- _Saved data entries_:
--- --- ---
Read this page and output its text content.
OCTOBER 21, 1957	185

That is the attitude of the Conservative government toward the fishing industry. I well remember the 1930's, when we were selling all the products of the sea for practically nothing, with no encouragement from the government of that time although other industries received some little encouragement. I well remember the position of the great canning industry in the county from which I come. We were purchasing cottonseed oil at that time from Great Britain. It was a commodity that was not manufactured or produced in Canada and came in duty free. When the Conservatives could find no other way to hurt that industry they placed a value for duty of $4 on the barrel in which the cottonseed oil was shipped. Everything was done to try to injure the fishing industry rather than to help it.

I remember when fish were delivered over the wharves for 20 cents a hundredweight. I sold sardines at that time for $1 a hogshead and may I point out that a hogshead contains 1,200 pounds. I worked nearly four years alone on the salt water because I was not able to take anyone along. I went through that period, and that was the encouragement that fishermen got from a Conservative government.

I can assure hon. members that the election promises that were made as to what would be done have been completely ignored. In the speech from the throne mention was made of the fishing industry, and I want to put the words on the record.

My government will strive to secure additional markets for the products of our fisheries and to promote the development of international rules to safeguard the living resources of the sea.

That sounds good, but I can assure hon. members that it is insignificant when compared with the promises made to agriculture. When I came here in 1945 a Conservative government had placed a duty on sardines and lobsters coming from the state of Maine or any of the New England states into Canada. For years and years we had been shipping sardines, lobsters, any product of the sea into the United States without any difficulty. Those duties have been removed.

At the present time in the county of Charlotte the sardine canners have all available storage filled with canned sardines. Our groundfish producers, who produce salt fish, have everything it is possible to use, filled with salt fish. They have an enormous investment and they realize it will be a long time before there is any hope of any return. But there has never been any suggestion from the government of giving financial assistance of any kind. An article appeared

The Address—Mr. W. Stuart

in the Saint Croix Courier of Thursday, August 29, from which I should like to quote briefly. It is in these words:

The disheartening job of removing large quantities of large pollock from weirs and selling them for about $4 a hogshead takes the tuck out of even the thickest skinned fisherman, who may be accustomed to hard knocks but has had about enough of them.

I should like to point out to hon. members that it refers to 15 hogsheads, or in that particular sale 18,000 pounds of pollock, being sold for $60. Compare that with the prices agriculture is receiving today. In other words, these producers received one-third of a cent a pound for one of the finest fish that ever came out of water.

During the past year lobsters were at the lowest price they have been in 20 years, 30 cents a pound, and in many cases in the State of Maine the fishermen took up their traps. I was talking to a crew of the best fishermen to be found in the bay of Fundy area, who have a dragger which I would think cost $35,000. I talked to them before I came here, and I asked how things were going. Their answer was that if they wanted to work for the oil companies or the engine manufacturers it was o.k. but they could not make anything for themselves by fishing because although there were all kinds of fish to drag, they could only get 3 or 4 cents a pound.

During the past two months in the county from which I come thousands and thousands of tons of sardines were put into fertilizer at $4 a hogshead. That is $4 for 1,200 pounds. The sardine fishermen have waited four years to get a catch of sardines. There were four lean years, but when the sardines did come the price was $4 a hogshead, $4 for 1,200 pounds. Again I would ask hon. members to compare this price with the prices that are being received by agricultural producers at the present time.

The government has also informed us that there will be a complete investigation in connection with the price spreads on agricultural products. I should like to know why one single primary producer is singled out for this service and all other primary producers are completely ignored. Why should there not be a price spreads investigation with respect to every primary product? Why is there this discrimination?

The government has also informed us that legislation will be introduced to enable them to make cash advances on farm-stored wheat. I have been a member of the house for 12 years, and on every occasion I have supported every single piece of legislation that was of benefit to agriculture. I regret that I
--- --- ---
- _Do this_: Check every line of the data above for the string "these", and copy those that have it.

- _Response_:
in the Saint Croix Courier of Thursday, August 29, from which I should like to quote briefly. It is in these words:
I should like to point out to hon. members that it refers to 15 hogsheads, or in that particular sale 18,000 pounds of pollock, being sold for $60. Compare that with the prices agriculture is receiving today. In other words, these producers received one-third of a cent a pound for one of the finest fish that ever came out of water.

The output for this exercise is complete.